** BEGIN EXERCISE INPUT **

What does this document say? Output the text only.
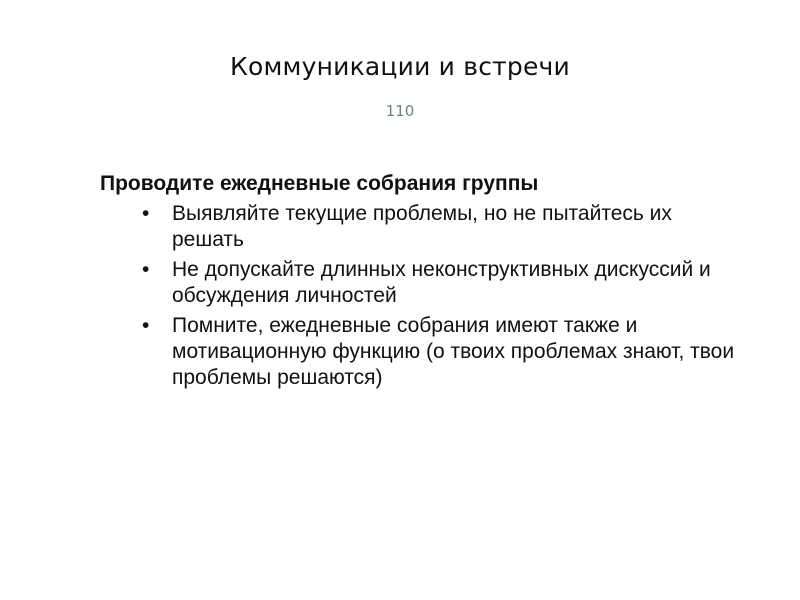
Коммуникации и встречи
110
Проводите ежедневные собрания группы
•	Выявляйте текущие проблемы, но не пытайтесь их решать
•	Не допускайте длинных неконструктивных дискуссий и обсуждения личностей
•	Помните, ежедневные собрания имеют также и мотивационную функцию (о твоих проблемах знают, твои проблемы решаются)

** END EXERCISE INPUT **
** BEGIN EXERCISE INPUT **

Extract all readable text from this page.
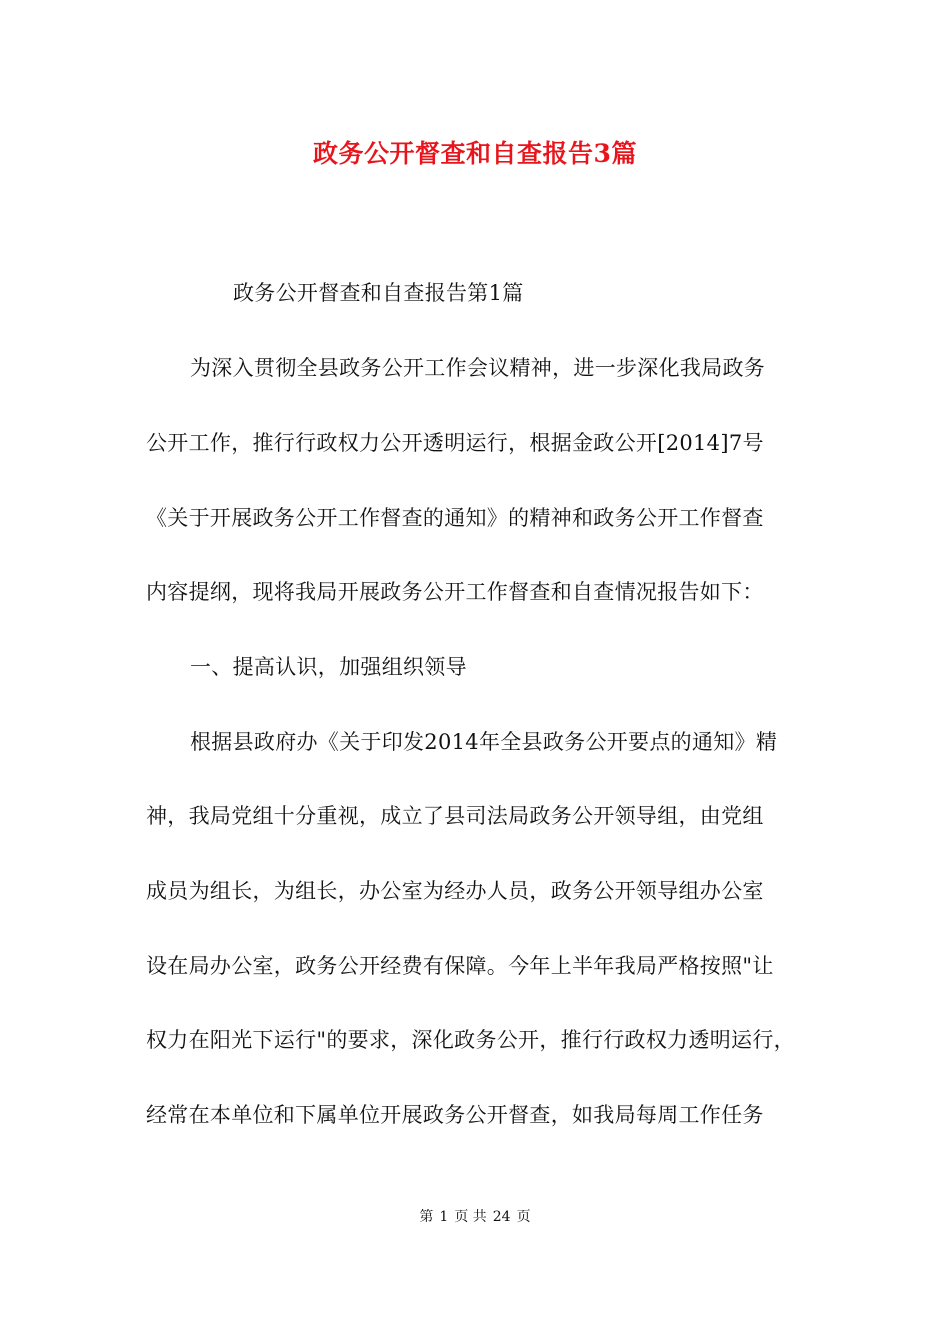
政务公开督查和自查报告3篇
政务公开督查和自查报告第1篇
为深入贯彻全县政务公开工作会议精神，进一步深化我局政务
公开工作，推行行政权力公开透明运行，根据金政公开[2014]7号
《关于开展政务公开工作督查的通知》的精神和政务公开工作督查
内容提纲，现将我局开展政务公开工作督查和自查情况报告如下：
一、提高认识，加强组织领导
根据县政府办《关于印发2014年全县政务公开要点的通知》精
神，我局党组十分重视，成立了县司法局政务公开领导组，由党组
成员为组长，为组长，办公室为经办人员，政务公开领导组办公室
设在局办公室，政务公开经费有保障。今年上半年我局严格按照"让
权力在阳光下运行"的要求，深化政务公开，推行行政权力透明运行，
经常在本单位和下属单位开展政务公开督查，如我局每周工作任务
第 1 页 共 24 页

** END EXERCISE INPUT **

» SET EXERCISE
Look through the records and gather every line containing "ежедневные".

» RESPONSE TO THIS TASK
Проводите ежедневные собрания группы
•	Помните, ежедневные собрания имеют также и мотивационную функцию (о твоих проблемах знают, твои проблемы решаются)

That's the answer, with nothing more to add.